:: SOURCE MATERIAL

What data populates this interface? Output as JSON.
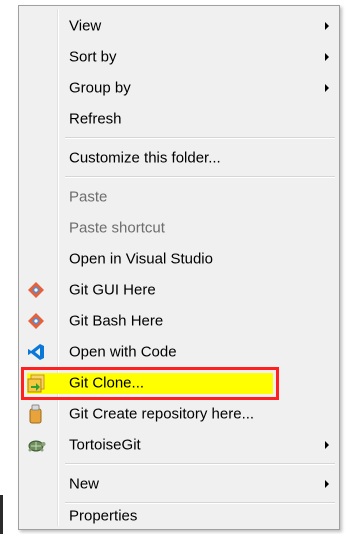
{
  "menu": {
    "items": [
      {
        "label": "View",
        "submenu": true
      },
      {
        "label": "Sort by",
        "submenu": true
      },
      {
        "label": "Group by",
        "submenu": true
      },
      {
        "label": "Refresh"
      },
      {
        "label": "Customize this folder..."
      },
      {
        "label": "Paste",
        "disabled": true
      },
      {
        "label": "Paste shortcut",
        "disabled": true
      },
      {
        "label": "Open in Visual Studio"
      },
      {
        "label": "Git GUI Here",
        "icon": "git-gui-icon"
      },
      {
        "label": "Git Bash Here",
        "icon": "git-bash-icon"
      },
      {
        "label": "Open with Code",
        "icon": "vscode-icon"
      },
      {
        "label": "Git Clone...",
        "icon": "git-clone-icon",
        "highlighted": true
      },
      {
        "label": "Git Create repository here...",
        "icon": "git-create-repo-icon"
      },
      {
        "label": "TortoiseGit",
        "icon": "tortoisegit-icon",
        "submenu": true
      },
      {
        "label": "New",
        "submenu": true
      },
      {
        "label": "Properties"
      }
    ]
  },
  "colors": {
    "highlight_fill": "#ffff00",
    "highlight_border": "#ff2020",
    "menu_bg": "#f0f0f0",
    "disabled_text": "#6d6d6d"
  }
}
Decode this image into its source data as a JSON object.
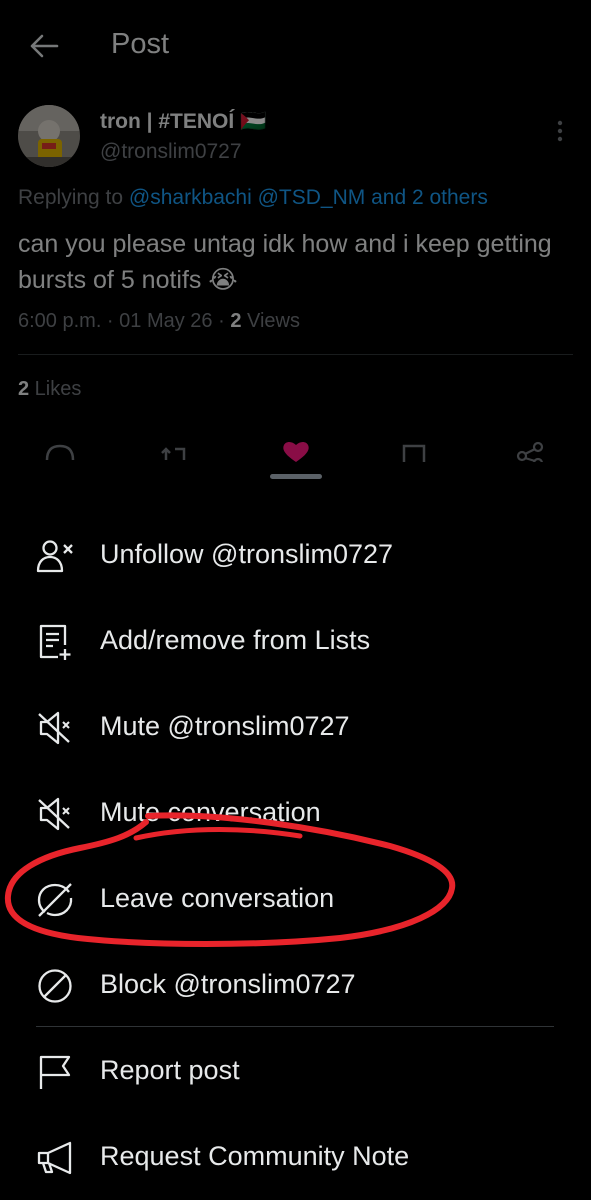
{
  "header": {
    "title": "Post",
    "back_icon": "arrow-left-icon"
  },
  "post": {
    "display_name": "tron | #TENOÍ 🇵🇸",
    "handle": "@tronslim0727",
    "replying_prefix": "Replying to",
    "replying_mentions": "@sharkbachi @TSD_NM and 2 others",
    "text": "can you please untag idk how and i keep getting bursts of 5 notifs 😭",
    "time": "6:00 p.m. · 01 May 26 · ",
    "views_count": "2",
    "views_label": " Views",
    "likes_count": "2",
    "likes_label": " Likes"
  },
  "actions": [
    "reply-icon",
    "repost-icon",
    "like-icon",
    "bookmark-icon",
    "share-icon"
  ],
  "menu": {
    "items": [
      {
        "label": "Unfollow @tronslim0727",
        "icon": "unfollow-user-icon"
      },
      {
        "label": "Add/remove from Lists",
        "icon": "list-add-icon"
      },
      {
        "label": "Mute @tronslim0727",
        "icon": "mute-icon"
      },
      {
        "label": "Mute conversation",
        "icon": "mute-icon"
      },
      {
        "label": "Leave conversation",
        "icon": "leave-conversation-icon"
      },
      {
        "label": "Block @tronslim0727",
        "icon": "block-icon"
      },
      {
        "label": "Report post",
        "icon": "flag-icon"
      },
      {
        "label": "Request Community Note",
        "icon": "megaphone-icon"
      }
    ]
  },
  "colors": {
    "background": "#000000",
    "text": "#e7e9ea",
    "muted": "#71767b",
    "link": "#1d9bf0",
    "like": "#f91880",
    "annotation": "#e8242b"
  }
}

::::

**REQUIREMENT**
Pull every line holding "data" out of the records.

**THE OUTPUT**
What data populates this interface? Output as JSON.
Decode this image into its source data as a JSON object.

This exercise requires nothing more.